• [Exercise prompt]:
Print out each entry below exactly, please.

• [Data listing]:
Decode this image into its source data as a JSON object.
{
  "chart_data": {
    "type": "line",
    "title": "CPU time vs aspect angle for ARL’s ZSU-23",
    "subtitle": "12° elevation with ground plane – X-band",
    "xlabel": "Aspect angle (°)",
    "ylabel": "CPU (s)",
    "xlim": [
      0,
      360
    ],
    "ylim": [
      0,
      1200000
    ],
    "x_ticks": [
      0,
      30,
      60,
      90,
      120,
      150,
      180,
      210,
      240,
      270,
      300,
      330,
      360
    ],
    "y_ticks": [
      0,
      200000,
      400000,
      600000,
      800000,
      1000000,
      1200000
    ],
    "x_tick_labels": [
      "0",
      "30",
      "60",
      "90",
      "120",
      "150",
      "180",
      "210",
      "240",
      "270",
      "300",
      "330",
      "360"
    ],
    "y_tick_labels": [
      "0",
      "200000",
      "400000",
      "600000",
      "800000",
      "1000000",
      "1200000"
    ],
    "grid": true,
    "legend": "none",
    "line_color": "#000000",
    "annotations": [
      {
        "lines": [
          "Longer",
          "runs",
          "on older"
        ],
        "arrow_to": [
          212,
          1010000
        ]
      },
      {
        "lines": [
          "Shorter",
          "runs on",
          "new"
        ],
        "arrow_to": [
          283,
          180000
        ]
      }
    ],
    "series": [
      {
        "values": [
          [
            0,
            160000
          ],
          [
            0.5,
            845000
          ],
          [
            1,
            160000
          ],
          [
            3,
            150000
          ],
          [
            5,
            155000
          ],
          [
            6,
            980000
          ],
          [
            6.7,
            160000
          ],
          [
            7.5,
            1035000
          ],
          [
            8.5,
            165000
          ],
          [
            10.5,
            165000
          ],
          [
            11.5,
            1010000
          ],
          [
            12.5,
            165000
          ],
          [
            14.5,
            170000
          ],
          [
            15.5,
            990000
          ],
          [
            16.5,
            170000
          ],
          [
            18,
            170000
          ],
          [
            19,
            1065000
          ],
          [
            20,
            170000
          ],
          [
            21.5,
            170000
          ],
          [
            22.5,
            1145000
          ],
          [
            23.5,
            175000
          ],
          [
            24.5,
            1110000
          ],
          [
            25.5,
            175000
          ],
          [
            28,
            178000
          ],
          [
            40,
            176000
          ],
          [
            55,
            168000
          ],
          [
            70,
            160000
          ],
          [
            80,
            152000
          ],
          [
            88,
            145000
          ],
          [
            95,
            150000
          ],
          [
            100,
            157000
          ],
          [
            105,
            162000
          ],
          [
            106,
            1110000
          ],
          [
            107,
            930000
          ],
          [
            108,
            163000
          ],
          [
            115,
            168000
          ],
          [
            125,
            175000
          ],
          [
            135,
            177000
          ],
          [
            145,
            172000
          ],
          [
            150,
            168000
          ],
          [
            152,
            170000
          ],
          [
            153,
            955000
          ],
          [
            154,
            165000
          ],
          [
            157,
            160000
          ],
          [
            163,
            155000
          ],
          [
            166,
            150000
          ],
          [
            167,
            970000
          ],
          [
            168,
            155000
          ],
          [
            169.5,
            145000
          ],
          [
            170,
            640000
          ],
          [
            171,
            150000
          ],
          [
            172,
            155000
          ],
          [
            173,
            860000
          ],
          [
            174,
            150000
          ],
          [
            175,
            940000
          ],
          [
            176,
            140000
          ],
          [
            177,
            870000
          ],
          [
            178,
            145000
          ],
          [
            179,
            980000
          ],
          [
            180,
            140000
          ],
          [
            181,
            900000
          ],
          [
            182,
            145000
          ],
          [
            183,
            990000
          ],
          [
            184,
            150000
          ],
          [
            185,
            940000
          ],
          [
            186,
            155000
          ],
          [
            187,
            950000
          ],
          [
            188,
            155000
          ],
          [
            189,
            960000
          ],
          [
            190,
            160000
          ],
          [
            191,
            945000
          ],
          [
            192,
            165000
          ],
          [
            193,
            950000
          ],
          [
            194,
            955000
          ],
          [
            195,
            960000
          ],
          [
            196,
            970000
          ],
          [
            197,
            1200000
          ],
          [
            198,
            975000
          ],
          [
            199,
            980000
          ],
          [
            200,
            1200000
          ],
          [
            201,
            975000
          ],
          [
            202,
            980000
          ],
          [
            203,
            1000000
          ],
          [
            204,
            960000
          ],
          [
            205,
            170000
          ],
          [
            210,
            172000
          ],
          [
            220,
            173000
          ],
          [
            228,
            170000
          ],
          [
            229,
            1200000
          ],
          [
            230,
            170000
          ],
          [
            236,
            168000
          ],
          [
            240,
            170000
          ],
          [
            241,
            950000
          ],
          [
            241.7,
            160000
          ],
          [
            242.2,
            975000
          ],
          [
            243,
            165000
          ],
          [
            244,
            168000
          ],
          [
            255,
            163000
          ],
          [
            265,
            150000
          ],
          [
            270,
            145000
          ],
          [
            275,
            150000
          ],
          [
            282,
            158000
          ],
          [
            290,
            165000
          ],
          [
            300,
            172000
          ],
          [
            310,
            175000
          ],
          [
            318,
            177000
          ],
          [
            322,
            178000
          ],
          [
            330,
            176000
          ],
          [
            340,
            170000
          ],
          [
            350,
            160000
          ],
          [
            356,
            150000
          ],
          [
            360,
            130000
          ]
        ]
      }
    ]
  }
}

• [Final result]:
Decode this image into its source data as a JSON object.
{
  "chart_data": {
    "type": "line",
    "title": "CPU time vs aspect angle for ARL’s ZSU-23",
    "subtitle": "12° elevation with ground plane – X-band",
    "xlabel": "Aspect angle (°)",
    "ylabel": "CPU (s)",
    "xlim": [
      0,
      360
    ],
    "ylim": [
      0,
      1200000
    ],
    "x_ticks": [
      0,
      30,
      60,
      90,
      120,
      150,
      180,
      210,
      240,
      270,
      300,
      330,
      360
    ],
    "y_ticks": [
      0,
      200000,
      400000,
      600000,
      800000,
      1000000,
      1200000
    ],
    "x_tick_labels": [
      "0",
      "30",
      "60",
      "90",
      "120",
      "150",
      "180",
      "210",
      "240",
      "270",
      "300",
      "330",
      "360"
    ],
    "y_tick_labels": [
      "0",
      "200000",
      "400000",
      "600000",
      "800000",
      "1000000",
      "1200000"
    ],
    "grid": true,
    "legend": "none",
    "line_color": "#000000",
    "annotations": [
      {
        "lines": [
          "Longer",
          "runs",
          "on older"
        ],
        "arrow_to": [
          212,
          1010000
        ]
      },
      {
        "lines": [
          "Shorter",
          "runs on",
          "new"
        ],
        "arrow_to": [
          283,
          180000
        ]
      }
    ],
    "series": [
      {
        "values": [
          [
            0,
            160000
          ],
          [
            0.5,
            845000
          ],
          [
            1,
            160000
          ],
          [
            3,
            150000
          ],
          [
            5,
            155000
          ],
          [
            6,
            980000
          ],
          [
            6.7,
            160000
          ],
          [
            7.5,
            1035000
          ],
          [
            8.5,
            165000
          ],
          [
            10.5,
            165000
          ],
          [
            11.5,
            1010000
          ],
          [
            12.5,
            165000
          ],
          [
            14.5,
            170000
          ],
          [
            15.5,
            990000
          ],
          [
            16.5,
            170000
          ],
          [
            18,
            170000
          ],
          [
            19,
            1065000
          ],
          [
            20,
            170000
          ],
          [
            21.5,
            170000
          ],
          [
            22.5,
            1145000
          ],
          [
            23.5,
            175000
          ],
          [
            24.5,
            1110000
          ],
          [
            25.5,
            175000
          ],
          [
            28,
            178000
          ],
          [
            40,
            176000
          ],
          [
            55,
            168000
          ],
          [
            70,
            160000
          ],
          [
            80,
            152000
          ],
          [
            88,
            145000
          ],
          [
            95,
            150000
          ],
          [
            100,
            157000
          ],
          [
            105,
            162000
          ],
          [
            106,
            1110000
          ],
          [
            107,
            930000
          ],
          [
            108,
            163000
          ],
          [
            115,
            168000
          ],
          [
            125,
            175000
          ],
          [
            135,
            177000
          ],
          [
            145,
            172000
          ],
          [
            150,
            168000
          ],
          [
            152,
            170000
          ],
          [
            153,
            955000
          ],
          [
            154,
            165000
          ],
          [
            157,
            160000
          ],
          [
            163,
            155000
          ],
          [
            166,
            150000
          ],
          [
            167,
            970000
          ],
          [
            168,
            155000
          ],
          [
            169.5,
            145000
          ],
          [
            170,
            640000
          ],
          [
            171,
            150000
          ],
          [
            172,
            155000
          ],
          [
            173,
            860000
          ],
          [
            174,
            150000
          ],
          [
            175,
            940000
          ],
          [
            176,
            140000
          ],
          [
            177,
            870000
          ],
          [
            178,
            145000
          ],
          [
            179,
            980000
          ],
          [
            180,
            140000
          ],
          [
            181,
            900000
          ],
          [
            182,
            145000
          ],
          [
            183,
            990000
          ],
          [
            184,
            150000
          ],
          [
            185,
            940000
          ],
          [
            186,
            155000
          ],
          [
            187,
            950000
          ],
          [
            188,
            155000
          ],
          [
            189,
            960000
          ],
          [
            190,
            160000
          ],
          [
            191,
            945000
          ],
          [
            192,
            165000
          ],
          [
            193,
            950000
          ],
          [
            194,
            955000
          ],
          [
            195,
            960000
          ],
          [
            196,
            970000
          ],
          [
            197,
            1200000
          ],
          [
            198,
            975000
          ],
          [
            199,
            980000
          ],
          [
            200,
            1200000
          ],
          [
            201,
            975000
          ],
          [
            202,
            980000
          ],
          [
            203,
            1000000
          ],
          [
            204,
            960000
          ],
          [
            205,
            170000
          ],
          [
            210,
            172000
          ],
          [
            220,
            173000
          ],
          [
            228,
            170000
          ],
          [
            229,
            1200000
          ],
          [
            230,
            170000
          ],
          [
            236,
            168000
          ],
          [
            240,
            170000
          ],
          [
            241,
            950000
          ],
          [
            241.7,
            160000
          ],
          [
            242.2,
            975000
          ],
          [
            243,
            165000
          ],
          [
            244,
            168000
          ],
          [
            255,
            163000
          ],
          [
            265,
            150000
          ],
          [
            270,
            145000
          ],
          [
            275,
            150000
          ],
          [
            282,
            158000
          ],
          [
            290,
            165000
          ],
          [
            300,
            172000
          ],
          [
            310,
            175000
          ],
          [
            318,
            177000
          ],
          [
            322,
            178000
          ],
          [
            330,
            176000
          ],
          [
            340,
            170000
          ],
          [
            350,
            160000
          ],
          [
            356,
            150000
          ],
          [
            360,
            130000
          ]
        ]
      }
    ]
  }
}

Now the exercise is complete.